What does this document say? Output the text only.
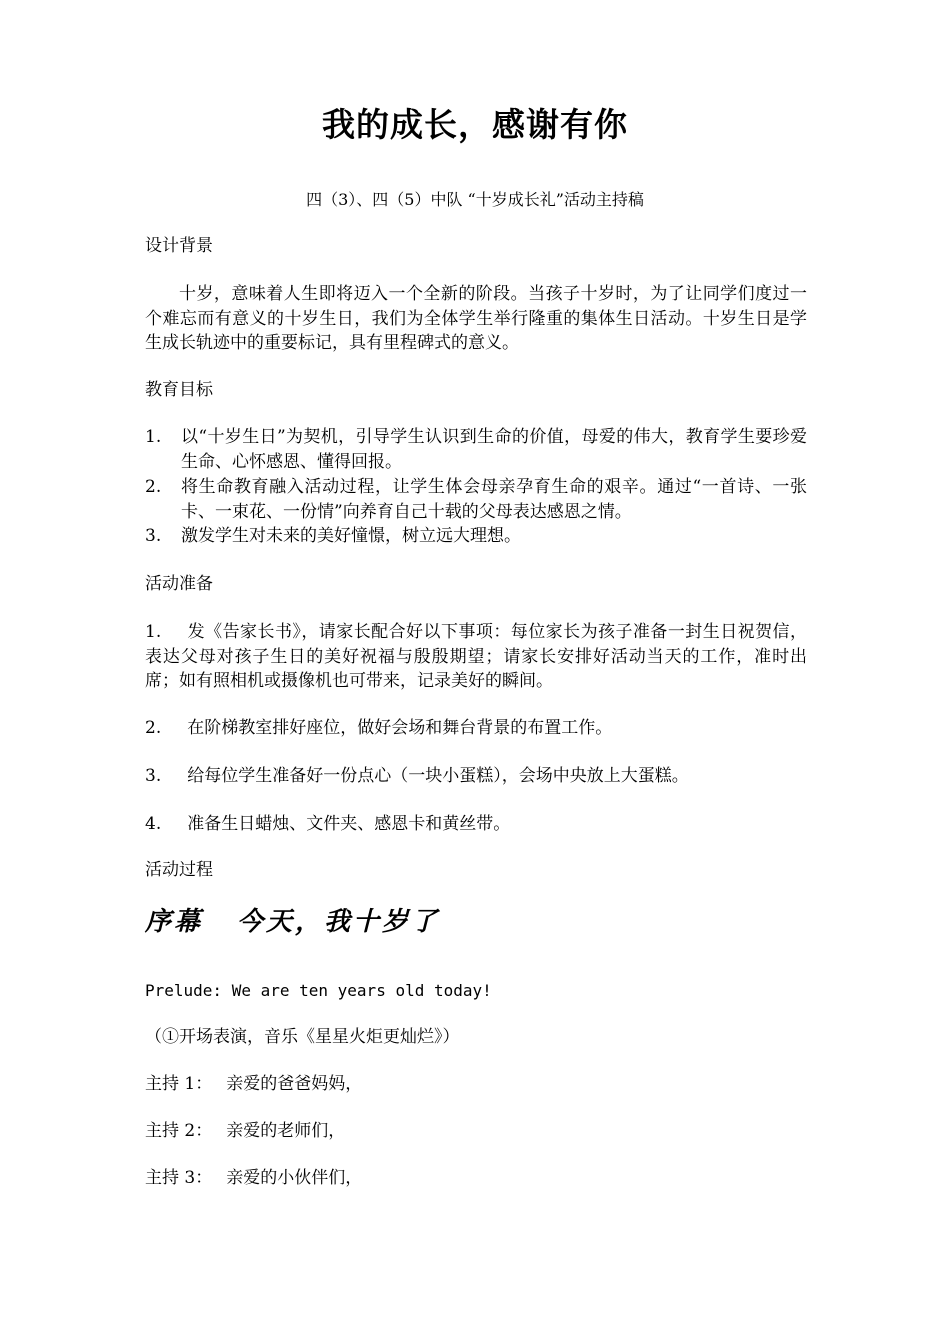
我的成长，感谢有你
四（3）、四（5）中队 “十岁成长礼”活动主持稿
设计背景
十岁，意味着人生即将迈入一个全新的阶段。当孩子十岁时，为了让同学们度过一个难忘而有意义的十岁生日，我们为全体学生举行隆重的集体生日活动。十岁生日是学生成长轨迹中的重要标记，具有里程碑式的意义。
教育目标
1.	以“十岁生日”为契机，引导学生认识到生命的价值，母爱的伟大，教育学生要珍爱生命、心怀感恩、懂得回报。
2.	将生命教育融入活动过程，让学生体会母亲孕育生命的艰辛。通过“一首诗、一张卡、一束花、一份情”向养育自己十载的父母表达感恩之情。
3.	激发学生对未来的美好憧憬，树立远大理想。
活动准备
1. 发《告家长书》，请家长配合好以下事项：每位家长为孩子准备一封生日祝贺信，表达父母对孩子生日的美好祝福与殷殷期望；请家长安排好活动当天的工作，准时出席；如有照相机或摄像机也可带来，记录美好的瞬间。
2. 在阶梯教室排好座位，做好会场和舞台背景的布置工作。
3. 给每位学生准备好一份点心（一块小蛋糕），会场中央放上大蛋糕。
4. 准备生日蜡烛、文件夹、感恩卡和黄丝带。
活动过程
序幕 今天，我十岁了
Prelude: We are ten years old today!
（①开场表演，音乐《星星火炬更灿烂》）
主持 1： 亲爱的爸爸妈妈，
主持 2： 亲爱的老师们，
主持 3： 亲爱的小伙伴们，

◇ ◇ ◇ ◇ ◇ ◇ ◇

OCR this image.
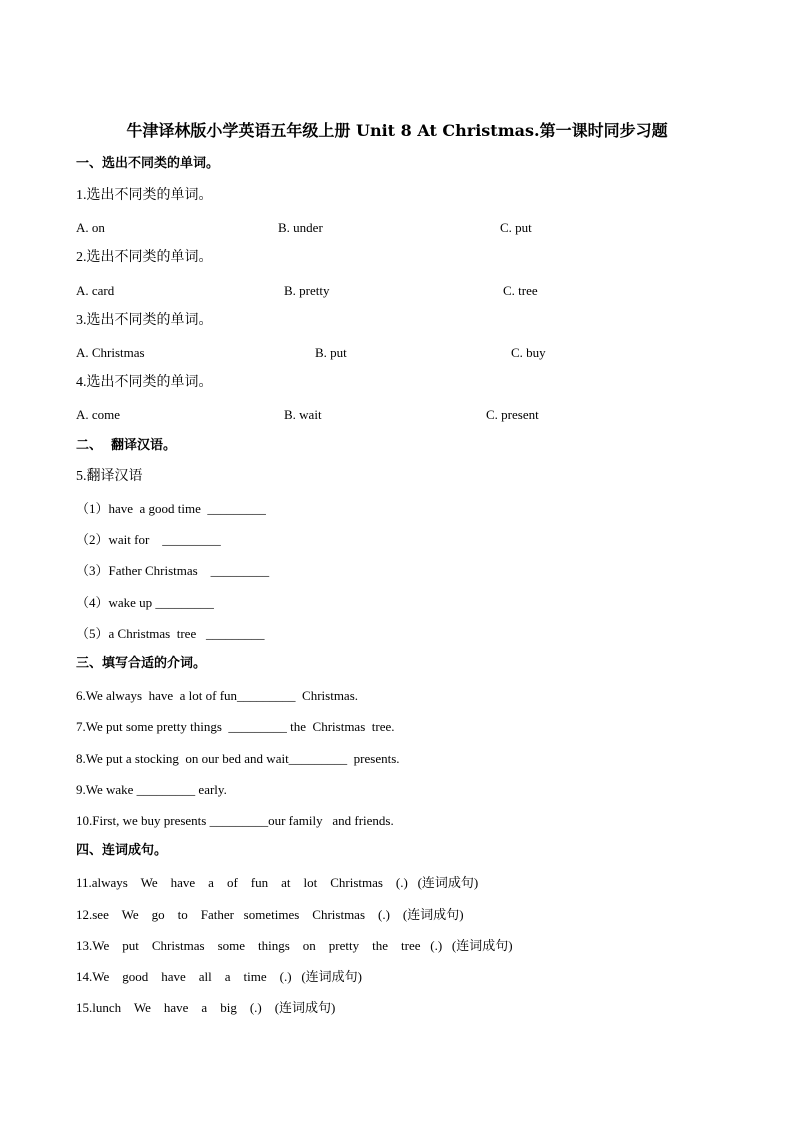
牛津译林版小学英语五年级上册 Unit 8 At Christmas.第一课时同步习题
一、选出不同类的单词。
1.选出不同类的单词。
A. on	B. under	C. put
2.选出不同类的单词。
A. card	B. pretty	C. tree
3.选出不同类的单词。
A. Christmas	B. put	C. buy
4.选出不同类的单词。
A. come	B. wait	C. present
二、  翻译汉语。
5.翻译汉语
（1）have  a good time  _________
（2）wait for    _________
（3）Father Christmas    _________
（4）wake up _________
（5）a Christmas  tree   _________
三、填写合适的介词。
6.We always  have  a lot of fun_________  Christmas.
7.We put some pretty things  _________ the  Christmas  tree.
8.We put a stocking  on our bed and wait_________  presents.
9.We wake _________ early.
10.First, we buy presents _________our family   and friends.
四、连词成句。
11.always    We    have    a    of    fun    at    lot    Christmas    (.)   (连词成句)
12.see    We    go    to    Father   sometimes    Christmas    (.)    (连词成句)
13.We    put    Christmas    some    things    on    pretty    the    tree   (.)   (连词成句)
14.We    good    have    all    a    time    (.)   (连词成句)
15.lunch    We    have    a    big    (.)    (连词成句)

◇ ◇ ◇ ◇ ◇ ◇ ◇

**Brief**
Locate each line with the word "this" and copy it.

**Expected answer**
What does this document say? Output the text only.
OCR this image.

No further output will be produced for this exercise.